Description of the task: Restate the full listing word for word and leave the pictures out.

Extracted data:
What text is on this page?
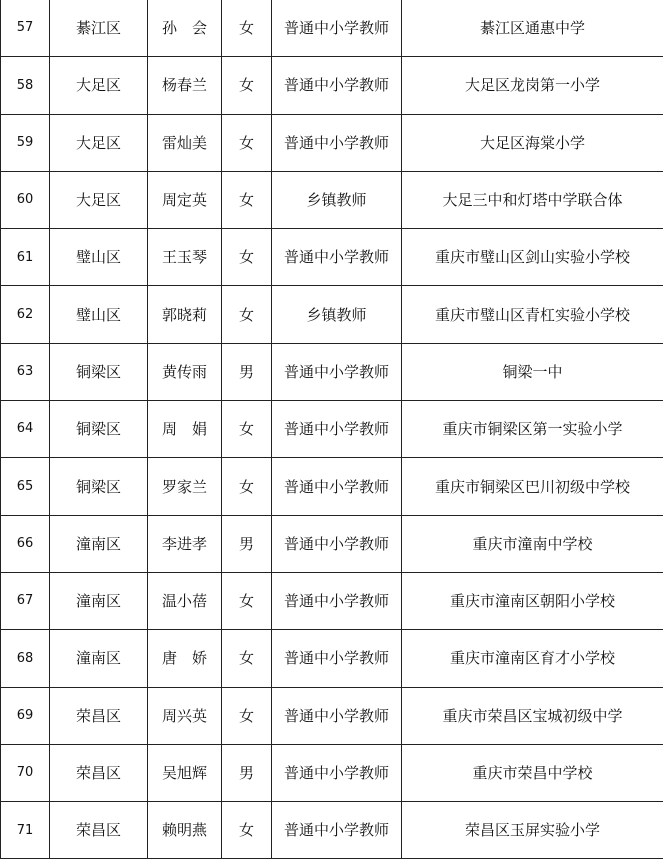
57	綦江区	孙　会	女	普通中小学教师	綦江区通惠中学
58	大足区	杨春兰	女	普通中小学教师	大足区龙岗第一小学
59	大足区	雷灿美	女	普通中小学教师	大足区海棠小学
60	大足区	周定英	女	乡镇教师	大足三中和灯塔中学联合体
61	璧山区	王玉琴	女	普通中小学教师	重庆市璧山区剑山实验小学校
62	璧山区	郭晓莉	女	乡镇教师	重庆市璧山区青杠实验小学校
63	铜梁区	黄传雨	男	普通中小学教师	铜梁一中
64	铜梁区	周　娟	女	普通中小学教师	重庆市铜梁区第一实验小学
65	铜梁区	罗家兰	女	普通中小学教师	重庆市铜梁区巴川初级中学校
66	潼南区	李进孝	男	普通中小学教师	重庆市潼南中学校
67	潼南区	温小蓓	女	普通中小学教师	重庆市潼南区朝阳小学校
68	潼南区	唐　娇	女	普通中小学教师	重庆市潼南区育才小学校
69	荣昌区	周兴英	女	普通中小学教师	重庆市荣昌区宝城初级中学
70	荣昌区	吴旭辉	男	普通中小学教师	重庆市荣昌中学校
71	荣昌区	赖明燕	女	普通中小学教师	荣昌区玉屏实验小学
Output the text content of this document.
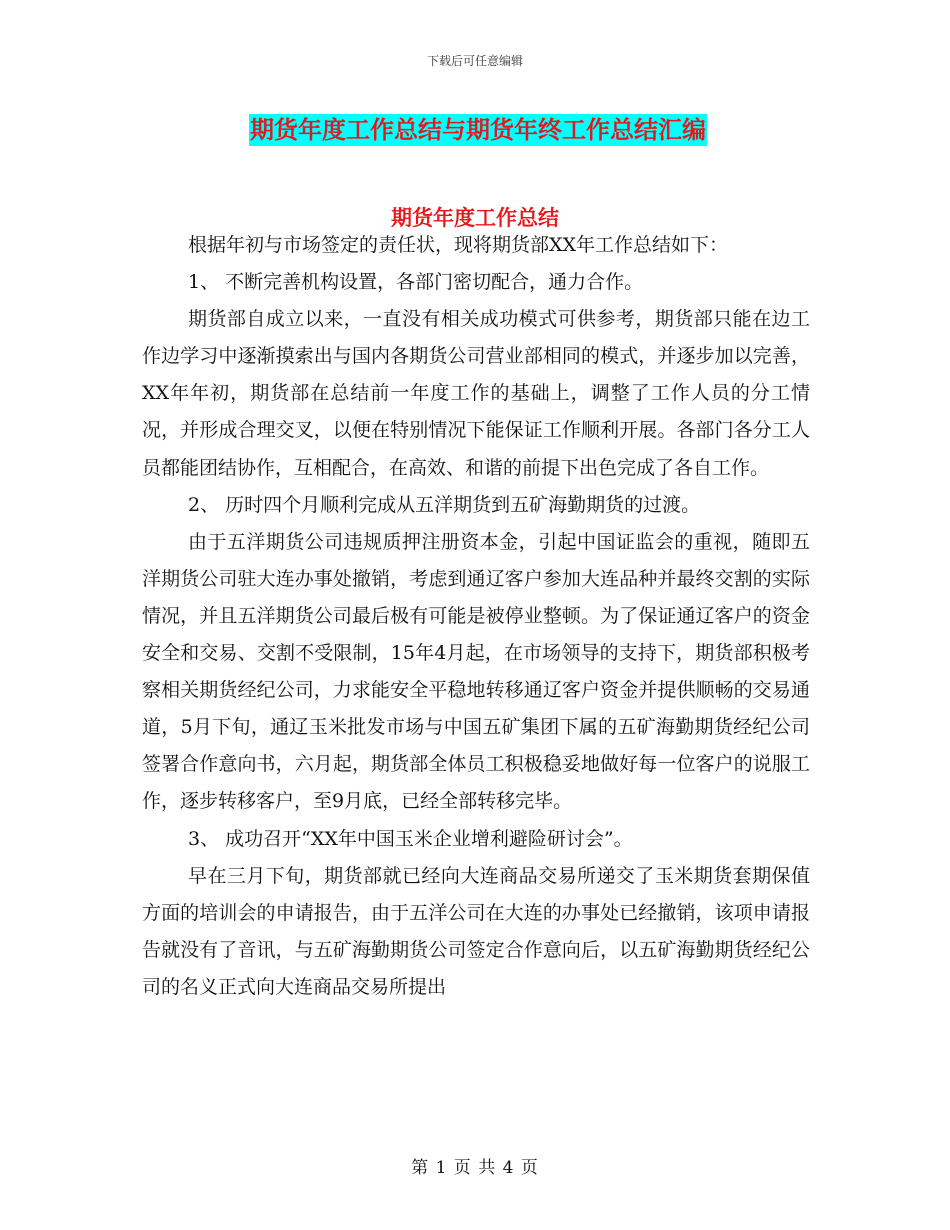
下载后可任意编辑
期货年度工作总结与期货年终工作总结汇编
期货年度工作总结

根据年初与市场签定的责任状，现将期货部XX年工作总结如下：

1、 不断完善机构设置，各部门密切配合，通力合作。

期货部自成立以来，一直没有相关成功模式可供参考，期货部只能在边工作边学习中逐渐摸索出与国内各期货公司营业部相同的模式，并逐步加以完善，XX年年初，期货部在总结前一年度工作的基础上，调整了工作人员的分工情况，并形成合理交叉，以便在特别情况下能保证工作顺利开展。各部门各分工人员都能团结协作，互相配合，在高效、和谐的前提下出色完成了各自工作。

2、 历时四个月顺利完成从五洋期货到五矿海勤期货的过渡。

由于五洋期货公司违规质押注册资本金，引起中国证监会的重视，随即五洋期货公司驻大连办事处撤销，考虑到通辽客户参加大连品种并最终交割的实际情况，并且五洋期货公司最后极有可能是被停业整顿。为了保证通辽客户的资金安全和交易、交割不受限制，15年4月起，在市场领导的支持下，期货部积极考察相关期货经纪公司，力求能安全平稳地转移通辽客户资金并提供顺畅的交易通道，5月下旬，通辽玉米批发市场与中国五矿集团下属的五矿海勤期货经纪公司签署合作意向书，六月起，期货部全体员工积极稳妥地做好每一位客户的说服工作，逐步转移客户，至9月底，已经全部转移完毕。

3、 成功召开“XX年中国玉米企业增利避险研讨会”。

早在三月下旬，期货部就已经向大连商品交易所递交了玉米期货套期保值方面的培训会的申请报告，由于五洋公司在大连的办事处已经撤销，该项申请报告就没有了音讯，与五矿海勤期货公司签定合作意向后，以五矿海勤期货经纪公司的名义正式向大连商品交易所提出

第 1 页 共 4 页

Solution to this task:
What text is on this page?
57	綦江区	孙　会	女	普通中小学教师	綦江区通惠中学
58	大足区	杨春兰	女	普通中小学教师	大足区龙岗第一小学
59	大足区	雷灿美	女	普通中小学教师	大足区海棠小学
60	大足区	周定英	女	乡镇教师	大足三中和灯塔中学联合体
61	璧山区	王玉琴	女	普通中小学教师	重庆市璧山区剑山实验小学校
62	璧山区	郭晓莉	女	乡镇教师	重庆市璧山区青杠实验小学校
63	铜梁区	黄传雨	男	普通中小学教师	铜梁一中
64	铜梁区	周　娟	女	普通中小学教师	重庆市铜梁区第一实验小学
65	铜梁区	罗家兰	女	普通中小学教师	重庆市铜梁区巴川初级中学校
66	潼南区	李进孝	男	普通中小学教师	重庆市潼南中学校
67	潼南区	温小蓓	女	普通中小学教师	重庆市潼南区朝阳小学校
68	潼南区	唐　娇	女	普通中小学教师	重庆市潼南区育才小学校
69	荣昌区	周兴英	女	普通中小学教师	重庆市荣昌区宝城初级中学
70	荣昌区	吴旭辉	男	普通中小学教师	重庆市荣昌中学校
71	荣昌区	赖明燕	女	普通中小学教师	荣昌区玉屏实验小学
Output the text content of this document.
下载后可任意编辑
期货年度工作总结与期货年终工作总结汇编
期货年度工作总结

根据年初与市场签定的责任状，现将期货部XX年工作总结如下：

1、 不断完善机构设置，各部门密切配合，通力合作。

期货部自成立以来，一直没有相关成功模式可供参考，期货部只能在边工作边学习中逐渐摸索出与国内各期货公司营业部相同的模式，并逐步加以完善，XX年年初，期货部在总结前一年度工作的基础上，调整了工作人员的分工情况，并形成合理交叉，以便在特别情况下能保证工作顺利开展。各部门各分工人员都能团结协作，互相配合，在高效、和谐的前提下出色完成了各自工作。

2、 历时四个月顺利完成从五洋期货到五矿海勤期货的过渡。

由于五洋期货公司违规质押注册资本金，引起中国证监会的重视，随即五洋期货公司驻大连办事处撤销，考虑到通辽客户参加大连品种并最终交割的实际情况，并且五洋期货公司最后极有可能是被停业整顿。为了保证通辽客户的资金安全和交易、交割不受限制，15年4月起，在市场领导的支持下，期货部积极考察相关期货经纪公司，力求能安全平稳地转移通辽客户资金并提供顺畅的交易通道，5月下旬，通辽玉米批发市场与中国五矿集团下属的五矿海勤期货经纪公司签署合作意向书，六月起，期货部全体员工积极稳妥地做好每一位客户的说服工作，逐步转移客户，至9月底，已经全部转移完毕。

3、 成功召开“XX年中国玉米企业增利避险研讨会”。

早在三月下旬，期货部就已经向大连商品交易所递交了玉米期货套期保值方面的培训会的申请报告，由于五洋公司在大连的办事处已经撤销，该项申请报告就没有了音讯，与五矿海勤期货公司签定合作意向后，以五矿海勤期货经纪公司的名义正式向大连商品交易所提出

第 1 页 共 4 页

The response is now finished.